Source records
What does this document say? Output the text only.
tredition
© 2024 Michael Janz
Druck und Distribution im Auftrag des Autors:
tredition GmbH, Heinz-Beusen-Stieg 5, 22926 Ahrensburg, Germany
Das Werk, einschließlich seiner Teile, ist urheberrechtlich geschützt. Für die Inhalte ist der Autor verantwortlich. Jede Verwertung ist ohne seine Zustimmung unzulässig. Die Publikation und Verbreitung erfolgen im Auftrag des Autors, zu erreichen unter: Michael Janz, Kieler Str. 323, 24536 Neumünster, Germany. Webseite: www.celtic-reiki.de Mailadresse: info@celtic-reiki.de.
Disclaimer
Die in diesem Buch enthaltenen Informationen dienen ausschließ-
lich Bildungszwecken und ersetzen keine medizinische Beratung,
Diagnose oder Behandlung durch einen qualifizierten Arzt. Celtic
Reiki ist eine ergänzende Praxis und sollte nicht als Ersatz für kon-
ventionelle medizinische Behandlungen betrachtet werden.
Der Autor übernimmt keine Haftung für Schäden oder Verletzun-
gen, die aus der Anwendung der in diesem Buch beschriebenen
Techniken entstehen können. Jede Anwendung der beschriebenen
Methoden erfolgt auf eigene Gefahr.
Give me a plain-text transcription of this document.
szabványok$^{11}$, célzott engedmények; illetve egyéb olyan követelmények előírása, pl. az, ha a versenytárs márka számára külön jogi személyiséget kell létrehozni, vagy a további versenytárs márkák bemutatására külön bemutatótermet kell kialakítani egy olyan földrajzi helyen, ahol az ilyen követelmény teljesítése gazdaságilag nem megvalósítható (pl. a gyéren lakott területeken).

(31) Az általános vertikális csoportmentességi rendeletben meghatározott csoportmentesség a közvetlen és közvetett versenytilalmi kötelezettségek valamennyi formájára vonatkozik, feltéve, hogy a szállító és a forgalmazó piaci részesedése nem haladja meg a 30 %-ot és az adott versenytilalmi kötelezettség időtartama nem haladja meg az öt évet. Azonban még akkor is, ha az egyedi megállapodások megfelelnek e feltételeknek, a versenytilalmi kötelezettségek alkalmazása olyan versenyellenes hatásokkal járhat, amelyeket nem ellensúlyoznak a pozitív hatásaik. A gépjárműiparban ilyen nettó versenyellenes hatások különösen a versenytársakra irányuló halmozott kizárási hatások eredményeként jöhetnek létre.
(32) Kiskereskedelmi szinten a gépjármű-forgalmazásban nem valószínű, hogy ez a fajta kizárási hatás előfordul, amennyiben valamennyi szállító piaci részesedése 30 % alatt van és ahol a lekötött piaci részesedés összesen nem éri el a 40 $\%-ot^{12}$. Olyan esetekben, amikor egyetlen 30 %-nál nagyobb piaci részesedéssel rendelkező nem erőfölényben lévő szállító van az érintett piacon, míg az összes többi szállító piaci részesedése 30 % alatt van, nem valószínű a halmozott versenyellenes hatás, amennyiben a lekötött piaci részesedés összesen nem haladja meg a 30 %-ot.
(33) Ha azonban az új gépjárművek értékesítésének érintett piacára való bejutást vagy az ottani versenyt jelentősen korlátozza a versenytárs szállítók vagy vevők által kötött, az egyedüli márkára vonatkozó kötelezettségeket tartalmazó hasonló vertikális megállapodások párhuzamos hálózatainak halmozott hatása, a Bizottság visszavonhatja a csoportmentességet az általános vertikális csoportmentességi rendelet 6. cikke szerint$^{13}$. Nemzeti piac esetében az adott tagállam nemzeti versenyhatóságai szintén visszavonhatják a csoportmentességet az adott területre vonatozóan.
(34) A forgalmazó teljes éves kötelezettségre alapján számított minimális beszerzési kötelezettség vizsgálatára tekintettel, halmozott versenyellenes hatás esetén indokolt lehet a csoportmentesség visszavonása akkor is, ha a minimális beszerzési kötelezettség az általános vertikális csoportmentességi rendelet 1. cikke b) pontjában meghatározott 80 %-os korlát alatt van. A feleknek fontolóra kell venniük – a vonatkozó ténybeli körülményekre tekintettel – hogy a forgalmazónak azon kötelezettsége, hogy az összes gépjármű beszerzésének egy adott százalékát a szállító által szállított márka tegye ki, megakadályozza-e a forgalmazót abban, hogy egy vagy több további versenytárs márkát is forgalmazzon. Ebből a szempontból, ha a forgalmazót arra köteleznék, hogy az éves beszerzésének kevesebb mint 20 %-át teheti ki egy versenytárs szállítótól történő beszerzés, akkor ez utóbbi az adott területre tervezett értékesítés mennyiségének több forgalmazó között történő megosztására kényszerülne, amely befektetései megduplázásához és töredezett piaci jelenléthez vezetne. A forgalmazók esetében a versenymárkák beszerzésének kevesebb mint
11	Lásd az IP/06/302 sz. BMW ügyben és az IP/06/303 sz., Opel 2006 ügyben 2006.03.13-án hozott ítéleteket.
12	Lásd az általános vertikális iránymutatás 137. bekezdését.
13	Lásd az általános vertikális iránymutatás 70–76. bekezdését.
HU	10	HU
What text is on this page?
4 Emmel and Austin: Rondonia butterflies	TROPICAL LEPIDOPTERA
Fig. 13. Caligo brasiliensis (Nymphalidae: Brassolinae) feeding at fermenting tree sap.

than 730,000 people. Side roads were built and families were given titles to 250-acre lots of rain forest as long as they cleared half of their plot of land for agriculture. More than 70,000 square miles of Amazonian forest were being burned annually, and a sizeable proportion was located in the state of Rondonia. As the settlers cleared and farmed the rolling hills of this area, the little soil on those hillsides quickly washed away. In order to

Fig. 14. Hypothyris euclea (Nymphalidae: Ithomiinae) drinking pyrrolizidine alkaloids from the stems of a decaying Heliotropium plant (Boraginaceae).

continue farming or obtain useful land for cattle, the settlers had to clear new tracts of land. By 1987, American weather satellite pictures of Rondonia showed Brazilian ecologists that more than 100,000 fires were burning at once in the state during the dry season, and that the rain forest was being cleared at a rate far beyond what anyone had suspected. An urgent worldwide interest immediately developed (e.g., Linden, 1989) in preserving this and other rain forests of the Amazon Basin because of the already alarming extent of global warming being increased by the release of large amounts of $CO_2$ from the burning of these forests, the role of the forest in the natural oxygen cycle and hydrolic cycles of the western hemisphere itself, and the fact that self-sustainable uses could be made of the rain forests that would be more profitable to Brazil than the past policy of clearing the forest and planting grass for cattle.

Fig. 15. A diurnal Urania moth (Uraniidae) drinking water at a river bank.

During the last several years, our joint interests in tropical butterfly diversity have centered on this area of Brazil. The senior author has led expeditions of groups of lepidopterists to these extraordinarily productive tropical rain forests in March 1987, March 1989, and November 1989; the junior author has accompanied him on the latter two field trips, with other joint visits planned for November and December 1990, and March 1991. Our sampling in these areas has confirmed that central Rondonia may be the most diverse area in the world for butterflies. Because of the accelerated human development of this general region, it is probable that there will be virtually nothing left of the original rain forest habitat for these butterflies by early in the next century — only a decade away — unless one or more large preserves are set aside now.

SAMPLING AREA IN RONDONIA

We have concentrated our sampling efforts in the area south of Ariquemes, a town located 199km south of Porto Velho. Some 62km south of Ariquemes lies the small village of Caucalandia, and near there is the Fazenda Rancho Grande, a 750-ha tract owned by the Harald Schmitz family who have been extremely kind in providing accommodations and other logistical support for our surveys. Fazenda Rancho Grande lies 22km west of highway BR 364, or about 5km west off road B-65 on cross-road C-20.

* **TASK REQUIREMENTS**: Review the preceding data and report every line that includes the string "Buch".

* **OUTPUT**:
Die in diesem Buch enthaltenen Informationen dienen ausschließ-
gen, die aus der Anwendung der in diesem Buch beschriebenen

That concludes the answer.